- _Data supplied_
◇ ◇ ◇ ◇ ◇
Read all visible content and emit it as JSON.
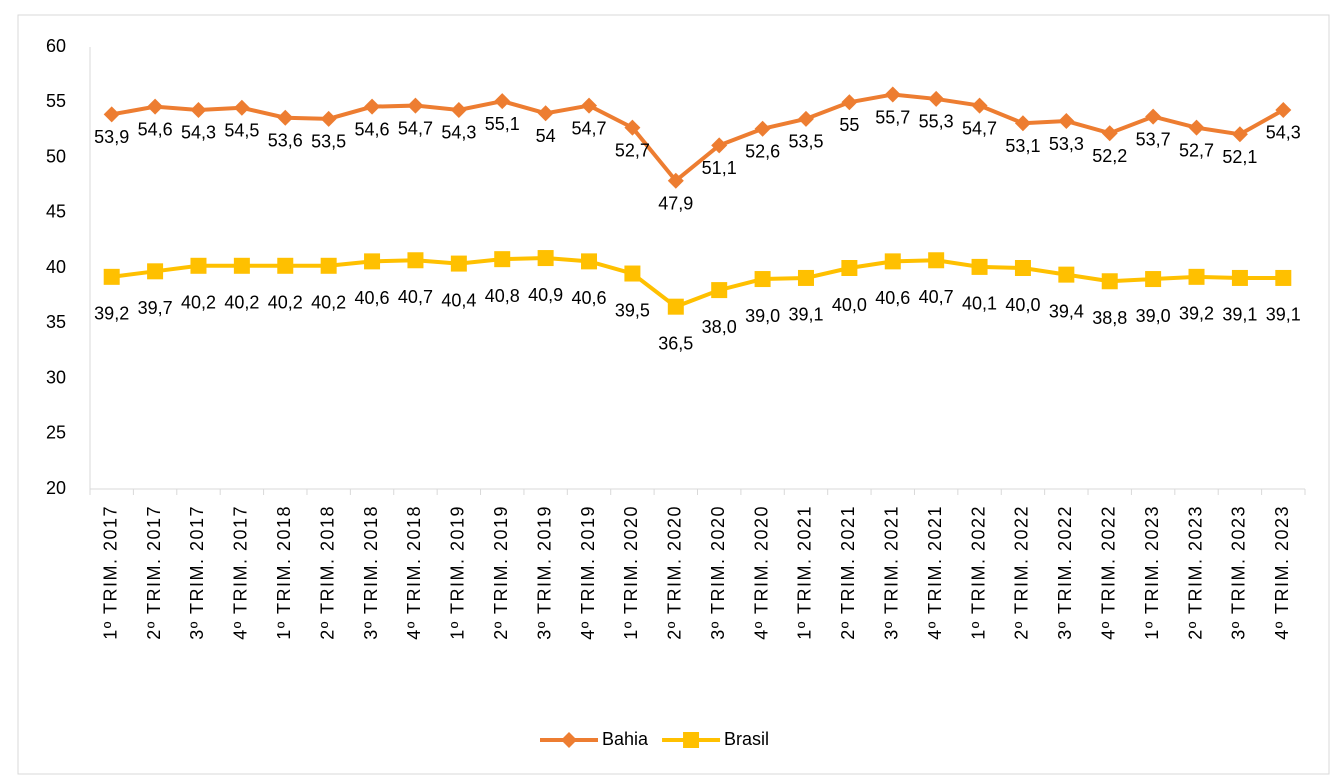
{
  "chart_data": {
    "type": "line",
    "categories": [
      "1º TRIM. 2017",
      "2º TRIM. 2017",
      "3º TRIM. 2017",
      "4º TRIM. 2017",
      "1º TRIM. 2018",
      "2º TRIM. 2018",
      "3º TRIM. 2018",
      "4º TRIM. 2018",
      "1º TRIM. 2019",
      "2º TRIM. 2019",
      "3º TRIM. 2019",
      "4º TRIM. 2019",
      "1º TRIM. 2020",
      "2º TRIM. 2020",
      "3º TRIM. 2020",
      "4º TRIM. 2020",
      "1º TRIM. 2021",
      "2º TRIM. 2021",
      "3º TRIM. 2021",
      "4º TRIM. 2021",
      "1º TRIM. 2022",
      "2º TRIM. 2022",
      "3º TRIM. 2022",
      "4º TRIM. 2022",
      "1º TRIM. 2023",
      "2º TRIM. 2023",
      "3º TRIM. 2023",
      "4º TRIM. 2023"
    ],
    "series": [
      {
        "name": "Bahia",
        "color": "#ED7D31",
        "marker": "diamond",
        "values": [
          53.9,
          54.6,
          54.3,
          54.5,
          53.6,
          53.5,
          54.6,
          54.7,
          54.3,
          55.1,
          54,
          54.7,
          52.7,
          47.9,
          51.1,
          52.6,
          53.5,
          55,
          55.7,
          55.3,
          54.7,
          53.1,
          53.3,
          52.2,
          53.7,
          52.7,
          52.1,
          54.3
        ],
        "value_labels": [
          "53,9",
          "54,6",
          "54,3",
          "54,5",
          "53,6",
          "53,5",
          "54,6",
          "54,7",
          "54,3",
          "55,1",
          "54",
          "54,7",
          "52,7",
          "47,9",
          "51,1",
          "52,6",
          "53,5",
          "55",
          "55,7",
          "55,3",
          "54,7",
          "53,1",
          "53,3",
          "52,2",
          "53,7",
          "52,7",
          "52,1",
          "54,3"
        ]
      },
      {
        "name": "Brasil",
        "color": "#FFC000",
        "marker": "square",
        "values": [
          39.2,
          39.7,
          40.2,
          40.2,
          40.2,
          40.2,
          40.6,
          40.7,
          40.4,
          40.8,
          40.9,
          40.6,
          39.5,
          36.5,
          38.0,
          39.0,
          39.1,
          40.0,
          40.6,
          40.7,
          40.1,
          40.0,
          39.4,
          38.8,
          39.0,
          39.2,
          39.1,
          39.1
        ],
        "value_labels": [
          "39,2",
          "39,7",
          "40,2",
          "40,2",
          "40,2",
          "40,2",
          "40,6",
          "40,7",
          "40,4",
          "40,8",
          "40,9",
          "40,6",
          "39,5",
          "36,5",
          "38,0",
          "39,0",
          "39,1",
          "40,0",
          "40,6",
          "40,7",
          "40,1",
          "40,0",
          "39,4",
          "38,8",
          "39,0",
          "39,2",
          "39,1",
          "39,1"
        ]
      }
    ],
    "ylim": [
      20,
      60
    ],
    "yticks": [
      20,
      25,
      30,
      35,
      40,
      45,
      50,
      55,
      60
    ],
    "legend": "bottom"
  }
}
◇ ◇ ◇ ◇ ◇
Repeat all of the records verbatim, leaving out the pictures.

Read all visible content and emit it as JSON.
{
  "chart_data": {
    "type": "line",
    "categories": [
      "1º TRIM. 2017",
      "2º TRIM. 2017",
      "3º TRIM. 2017",
      "4º TRIM. 2017",
      "1º TRIM. 2018",
      "2º TRIM. 2018",
      "3º TRIM. 2018",
      "4º TRIM. 2018",
      "1º TRIM. 2019",
      "2º TRIM. 2019",
      "3º TRIM. 2019",
      "4º TRIM. 2019",
      "1º TRIM. 2020",
      "2º TRIM. 2020",
      "3º TRIM. 2020",
      "4º TRIM. 2020",
      "1º TRIM. 2021",
      "2º TRIM. 2021",
      "3º TRIM. 2021",
      "4º TRIM. 2021",
      "1º TRIM. 2022",
      "2º TRIM. 2022",
      "3º TRIM. 2022",
      "4º TRIM. 2022",
      "1º TRIM. 2023",
      "2º TRIM. 2023",
      "3º TRIM. 2023",
      "4º TRIM. 2023"
    ],
    "series": [
      {
        "name": "Bahia",
        "color": "#ED7D31",
        "marker": "diamond",
        "values": [
          53.9,
          54.6,
          54.3,
          54.5,
          53.6,
          53.5,
          54.6,
          54.7,
          54.3,
          55.1,
          54,
          54.7,
          52.7,
          47.9,
          51.1,
          52.6,
          53.5,
          55,
          55.7,
          55.3,
          54.7,
          53.1,
          53.3,
          52.2,
          53.7,
          52.7,
          52.1,
          54.3
        ],
        "value_labels": [
          "53,9",
          "54,6",
          "54,3",
          "54,5",
          "53,6",
          "53,5",
          "54,6",
          "54,7",
          "54,3",
          "55,1",
          "54",
          "54,7",
          "52,7",
          "47,9",
          "51,1",
          "52,6",
          "53,5",
          "55",
          "55,7",
          "55,3",
          "54,7",
          "53,1",
          "53,3",
          "52,2",
          "53,7",
          "52,7",
          "52,1",
          "54,3"
        ]
      },
      {
        "name": "Brasil",
        "color": "#FFC000",
        "marker": "square",
        "values": [
          39.2,
          39.7,
          40.2,
          40.2,
          40.2,
          40.2,
          40.6,
          40.7,
          40.4,
          40.8,
          40.9,
          40.6,
          39.5,
          36.5,
          38.0,
          39.0,
          39.1,
          40.0,
          40.6,
          40.7,
          40.1,
          40.0,
          39.4,
          38.8,
          39.0,
          39.2,
          39.1,
          39.1
        ],
        "value_labels": [
          "39,2",
          "39,7",
          "40,2",
          "40,2",
          "40,2",
          "40,2",
          "40,6",
          "40,7",
          "40,4",
          "40,8",
          "40,9",
          "40,6",
          "39,5",
          "36,5",
          "38,0",
          "39,0",
          "39,1",
          "40,0",
          "40,6",
          "40,7",
          "40,1",
          "40,0",
          "39,4",
          "38,8",
          "39,0",
          "39,2",
          "39,1",
          "39,1"
        ]
      }
    ],
    "ylim": [
      20,
      60
    ],
    "yticks": [
      20,
      25,
      30,
      35,
      40,
      45,
      50,
      55,
      60
    ],
    "legend": "bottom"
  }
}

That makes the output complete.